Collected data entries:
--- START ---
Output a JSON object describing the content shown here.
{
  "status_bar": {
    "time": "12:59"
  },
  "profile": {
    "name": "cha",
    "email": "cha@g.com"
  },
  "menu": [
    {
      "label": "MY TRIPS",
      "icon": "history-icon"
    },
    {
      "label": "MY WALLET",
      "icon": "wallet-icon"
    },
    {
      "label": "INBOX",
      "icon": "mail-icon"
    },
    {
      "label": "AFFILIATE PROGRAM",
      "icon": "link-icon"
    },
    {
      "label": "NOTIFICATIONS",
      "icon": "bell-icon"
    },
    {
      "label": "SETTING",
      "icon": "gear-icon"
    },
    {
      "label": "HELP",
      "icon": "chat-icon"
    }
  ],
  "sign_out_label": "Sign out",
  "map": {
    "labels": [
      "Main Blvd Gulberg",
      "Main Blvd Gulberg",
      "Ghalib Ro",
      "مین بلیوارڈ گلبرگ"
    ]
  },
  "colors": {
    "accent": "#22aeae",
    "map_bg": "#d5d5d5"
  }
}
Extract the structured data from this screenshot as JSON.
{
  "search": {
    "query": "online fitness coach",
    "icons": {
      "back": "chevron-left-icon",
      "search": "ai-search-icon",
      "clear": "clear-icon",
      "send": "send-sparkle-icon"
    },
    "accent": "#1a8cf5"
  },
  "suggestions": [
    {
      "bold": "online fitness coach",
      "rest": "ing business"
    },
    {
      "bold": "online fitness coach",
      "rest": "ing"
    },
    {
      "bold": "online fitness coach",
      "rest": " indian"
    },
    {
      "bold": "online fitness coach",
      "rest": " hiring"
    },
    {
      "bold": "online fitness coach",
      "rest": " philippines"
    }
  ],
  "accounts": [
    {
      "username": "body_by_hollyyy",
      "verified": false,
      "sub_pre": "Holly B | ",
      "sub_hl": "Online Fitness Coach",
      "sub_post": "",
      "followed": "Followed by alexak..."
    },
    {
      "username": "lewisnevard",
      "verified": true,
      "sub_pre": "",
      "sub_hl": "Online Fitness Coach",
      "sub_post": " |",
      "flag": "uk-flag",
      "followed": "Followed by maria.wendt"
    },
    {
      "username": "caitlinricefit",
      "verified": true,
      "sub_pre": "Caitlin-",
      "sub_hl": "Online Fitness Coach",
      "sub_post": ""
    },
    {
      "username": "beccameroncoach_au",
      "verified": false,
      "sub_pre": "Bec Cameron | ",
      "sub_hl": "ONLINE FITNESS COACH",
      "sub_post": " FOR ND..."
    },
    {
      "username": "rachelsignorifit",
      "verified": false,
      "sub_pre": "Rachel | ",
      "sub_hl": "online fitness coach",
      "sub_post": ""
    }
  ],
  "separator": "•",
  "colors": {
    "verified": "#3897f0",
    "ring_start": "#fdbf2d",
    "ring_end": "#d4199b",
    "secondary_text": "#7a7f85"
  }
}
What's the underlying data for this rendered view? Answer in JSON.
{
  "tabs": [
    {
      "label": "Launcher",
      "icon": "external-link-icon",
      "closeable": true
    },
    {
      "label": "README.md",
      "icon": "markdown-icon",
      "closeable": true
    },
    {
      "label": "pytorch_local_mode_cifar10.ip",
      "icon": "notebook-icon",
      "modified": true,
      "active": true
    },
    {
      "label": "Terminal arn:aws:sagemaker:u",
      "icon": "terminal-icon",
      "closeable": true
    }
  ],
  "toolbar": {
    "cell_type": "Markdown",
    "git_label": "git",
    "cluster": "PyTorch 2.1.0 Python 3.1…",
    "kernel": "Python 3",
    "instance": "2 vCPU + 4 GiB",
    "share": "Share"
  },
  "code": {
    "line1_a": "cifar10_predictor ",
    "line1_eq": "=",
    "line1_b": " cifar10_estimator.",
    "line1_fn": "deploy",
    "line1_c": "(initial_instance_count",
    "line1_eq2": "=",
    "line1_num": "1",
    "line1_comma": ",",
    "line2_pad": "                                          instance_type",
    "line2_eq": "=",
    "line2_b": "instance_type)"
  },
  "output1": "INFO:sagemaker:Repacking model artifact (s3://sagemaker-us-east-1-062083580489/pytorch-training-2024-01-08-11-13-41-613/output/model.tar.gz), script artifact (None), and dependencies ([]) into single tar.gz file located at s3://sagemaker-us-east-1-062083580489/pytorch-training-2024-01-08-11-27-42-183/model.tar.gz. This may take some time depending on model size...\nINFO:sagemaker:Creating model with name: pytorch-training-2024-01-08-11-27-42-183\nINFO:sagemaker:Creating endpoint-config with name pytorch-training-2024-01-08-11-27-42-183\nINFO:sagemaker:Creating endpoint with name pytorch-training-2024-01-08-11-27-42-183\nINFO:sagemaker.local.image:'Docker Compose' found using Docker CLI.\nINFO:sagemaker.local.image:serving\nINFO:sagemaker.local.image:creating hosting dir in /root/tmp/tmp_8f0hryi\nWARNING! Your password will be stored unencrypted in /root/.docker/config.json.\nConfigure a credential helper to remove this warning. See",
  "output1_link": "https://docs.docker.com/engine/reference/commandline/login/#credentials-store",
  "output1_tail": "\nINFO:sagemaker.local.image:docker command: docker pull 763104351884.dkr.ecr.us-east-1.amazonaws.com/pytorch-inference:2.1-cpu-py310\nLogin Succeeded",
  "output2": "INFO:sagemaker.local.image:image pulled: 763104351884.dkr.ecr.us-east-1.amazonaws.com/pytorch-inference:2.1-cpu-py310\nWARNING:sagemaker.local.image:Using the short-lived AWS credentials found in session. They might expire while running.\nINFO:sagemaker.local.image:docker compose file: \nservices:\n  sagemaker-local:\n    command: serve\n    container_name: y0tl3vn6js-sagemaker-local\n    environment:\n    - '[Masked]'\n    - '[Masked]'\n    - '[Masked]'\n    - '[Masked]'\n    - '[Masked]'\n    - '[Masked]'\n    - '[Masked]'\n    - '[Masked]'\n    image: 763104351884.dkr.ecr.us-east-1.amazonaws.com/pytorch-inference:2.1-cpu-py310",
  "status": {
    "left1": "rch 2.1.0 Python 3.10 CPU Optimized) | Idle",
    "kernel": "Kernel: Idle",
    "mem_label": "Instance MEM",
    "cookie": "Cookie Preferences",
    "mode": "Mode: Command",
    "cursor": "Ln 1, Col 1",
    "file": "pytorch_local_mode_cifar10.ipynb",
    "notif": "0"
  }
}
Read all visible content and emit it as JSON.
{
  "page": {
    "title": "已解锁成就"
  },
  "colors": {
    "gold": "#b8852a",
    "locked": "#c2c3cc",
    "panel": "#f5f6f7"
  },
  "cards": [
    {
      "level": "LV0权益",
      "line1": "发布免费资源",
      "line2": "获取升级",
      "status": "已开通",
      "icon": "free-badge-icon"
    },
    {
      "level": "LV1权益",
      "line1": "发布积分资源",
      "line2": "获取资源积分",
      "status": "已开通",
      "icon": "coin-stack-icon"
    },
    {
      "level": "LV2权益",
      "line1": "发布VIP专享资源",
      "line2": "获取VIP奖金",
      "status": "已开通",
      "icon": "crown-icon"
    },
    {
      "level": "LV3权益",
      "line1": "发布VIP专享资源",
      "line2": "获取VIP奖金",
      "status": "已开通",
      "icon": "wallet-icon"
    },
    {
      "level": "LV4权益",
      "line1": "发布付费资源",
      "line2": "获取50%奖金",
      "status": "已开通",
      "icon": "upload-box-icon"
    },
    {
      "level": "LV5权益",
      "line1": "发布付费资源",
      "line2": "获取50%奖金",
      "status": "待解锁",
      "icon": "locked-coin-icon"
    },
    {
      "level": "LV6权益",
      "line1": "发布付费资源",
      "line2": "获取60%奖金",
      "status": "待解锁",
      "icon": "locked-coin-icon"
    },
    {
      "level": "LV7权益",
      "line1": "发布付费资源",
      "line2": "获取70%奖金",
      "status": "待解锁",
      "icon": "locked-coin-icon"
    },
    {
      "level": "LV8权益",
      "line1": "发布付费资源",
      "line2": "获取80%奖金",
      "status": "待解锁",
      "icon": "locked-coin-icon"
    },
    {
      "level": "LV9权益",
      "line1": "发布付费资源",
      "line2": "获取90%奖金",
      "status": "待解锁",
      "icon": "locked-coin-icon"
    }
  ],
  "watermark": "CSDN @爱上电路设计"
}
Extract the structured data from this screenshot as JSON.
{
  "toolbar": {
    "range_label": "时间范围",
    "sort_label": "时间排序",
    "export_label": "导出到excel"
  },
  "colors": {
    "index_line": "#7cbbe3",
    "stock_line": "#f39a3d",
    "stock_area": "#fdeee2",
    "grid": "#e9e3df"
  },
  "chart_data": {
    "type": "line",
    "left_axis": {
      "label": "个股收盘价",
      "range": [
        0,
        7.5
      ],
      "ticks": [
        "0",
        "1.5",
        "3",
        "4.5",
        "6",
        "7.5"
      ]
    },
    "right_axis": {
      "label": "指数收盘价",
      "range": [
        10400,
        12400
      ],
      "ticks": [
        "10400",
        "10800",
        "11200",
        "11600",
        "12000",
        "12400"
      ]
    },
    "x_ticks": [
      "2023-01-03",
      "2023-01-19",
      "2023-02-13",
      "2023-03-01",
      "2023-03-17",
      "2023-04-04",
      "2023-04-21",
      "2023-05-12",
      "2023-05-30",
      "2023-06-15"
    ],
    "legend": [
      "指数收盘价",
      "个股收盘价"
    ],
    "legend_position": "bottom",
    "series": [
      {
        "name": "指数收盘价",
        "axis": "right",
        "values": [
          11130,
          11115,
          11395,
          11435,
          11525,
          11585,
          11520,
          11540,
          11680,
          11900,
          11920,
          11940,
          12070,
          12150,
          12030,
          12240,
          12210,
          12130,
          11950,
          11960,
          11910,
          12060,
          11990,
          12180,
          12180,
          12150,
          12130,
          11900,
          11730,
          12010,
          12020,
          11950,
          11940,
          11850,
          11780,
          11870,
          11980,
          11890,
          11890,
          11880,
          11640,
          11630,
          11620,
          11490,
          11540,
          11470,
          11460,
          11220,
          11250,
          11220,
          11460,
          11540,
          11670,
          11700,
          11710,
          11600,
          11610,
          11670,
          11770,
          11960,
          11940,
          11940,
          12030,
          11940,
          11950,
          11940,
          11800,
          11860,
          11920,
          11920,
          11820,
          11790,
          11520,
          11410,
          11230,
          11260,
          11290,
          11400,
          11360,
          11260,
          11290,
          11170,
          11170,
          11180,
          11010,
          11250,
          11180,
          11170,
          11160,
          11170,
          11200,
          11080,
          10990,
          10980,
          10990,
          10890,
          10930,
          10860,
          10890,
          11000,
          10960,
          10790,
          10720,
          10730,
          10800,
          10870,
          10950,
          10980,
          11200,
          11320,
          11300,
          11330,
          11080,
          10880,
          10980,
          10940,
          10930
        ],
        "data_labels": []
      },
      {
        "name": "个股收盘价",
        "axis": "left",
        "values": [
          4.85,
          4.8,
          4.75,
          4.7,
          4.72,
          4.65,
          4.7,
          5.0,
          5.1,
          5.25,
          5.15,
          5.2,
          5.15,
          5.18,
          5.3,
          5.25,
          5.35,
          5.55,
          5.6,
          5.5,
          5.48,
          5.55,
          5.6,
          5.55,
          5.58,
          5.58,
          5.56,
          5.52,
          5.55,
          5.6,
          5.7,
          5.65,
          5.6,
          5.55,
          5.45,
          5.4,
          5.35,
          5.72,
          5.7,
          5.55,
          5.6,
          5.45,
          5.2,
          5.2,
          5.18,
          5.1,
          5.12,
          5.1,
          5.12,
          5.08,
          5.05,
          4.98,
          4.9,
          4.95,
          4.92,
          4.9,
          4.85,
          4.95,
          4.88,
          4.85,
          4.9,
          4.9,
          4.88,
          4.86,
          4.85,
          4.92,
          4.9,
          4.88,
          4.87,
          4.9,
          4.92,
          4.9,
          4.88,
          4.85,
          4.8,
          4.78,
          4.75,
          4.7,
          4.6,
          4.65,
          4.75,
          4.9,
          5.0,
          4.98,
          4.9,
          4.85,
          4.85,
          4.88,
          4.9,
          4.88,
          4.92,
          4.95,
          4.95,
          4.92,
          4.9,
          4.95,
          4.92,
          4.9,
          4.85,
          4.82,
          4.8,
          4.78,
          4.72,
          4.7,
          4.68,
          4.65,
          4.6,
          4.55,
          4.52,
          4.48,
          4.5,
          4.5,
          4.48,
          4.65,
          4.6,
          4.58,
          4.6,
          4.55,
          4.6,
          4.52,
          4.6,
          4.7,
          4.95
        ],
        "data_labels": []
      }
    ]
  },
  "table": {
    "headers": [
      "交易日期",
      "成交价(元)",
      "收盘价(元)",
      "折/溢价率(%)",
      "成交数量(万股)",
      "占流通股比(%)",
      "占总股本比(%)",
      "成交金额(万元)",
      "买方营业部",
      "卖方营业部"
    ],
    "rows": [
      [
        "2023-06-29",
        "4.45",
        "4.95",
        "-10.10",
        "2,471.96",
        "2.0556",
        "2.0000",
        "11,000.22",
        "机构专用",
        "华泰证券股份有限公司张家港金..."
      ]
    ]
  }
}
--- END ---
__Given request__
Go through the records and pull out each line that includes the word "time".

__Response to this task__
    "time": "12:59"
  "output1": "INFO:sagemaker:Repacking model artifact (s3://sagemaker-us-east-1-062083580489/pytorch-training-2024-01-08-11-13-41-613/output/model.tar.gz), script artifact (None), and dependencies ([]) into single tar.gz file located at s3://sagemaker-us-east-1-062083580489/pytorch-training-2024-01-08-11-27-42-183/model.tar.gz. This may take some time depending on model size...\nINFO:sagemaker:Creating model with name: pytorch-training-2024-01-08-11-27-42-183\nINFO:sagemaker:Creating endpoint-config with name pytorch-training-2024-01-08-11-27-42-183\nINFO:sagemaker:Creating endpoint with name pytorch-training-2024-01-08-11-27-42-183\nINFO:sagemaker.local.image:'Docker Compose' found using Docker CLI.\nINFO:sagemaker.local.image:serving\nINFO:sagemaker.local.image:creating hosting dir in /root/tmp/tmp_8f0hryi\nWARNING! Your password will be stored unencrypted in /root/.docker/config.json.\nConfigure a credential helper to remove this warning. See",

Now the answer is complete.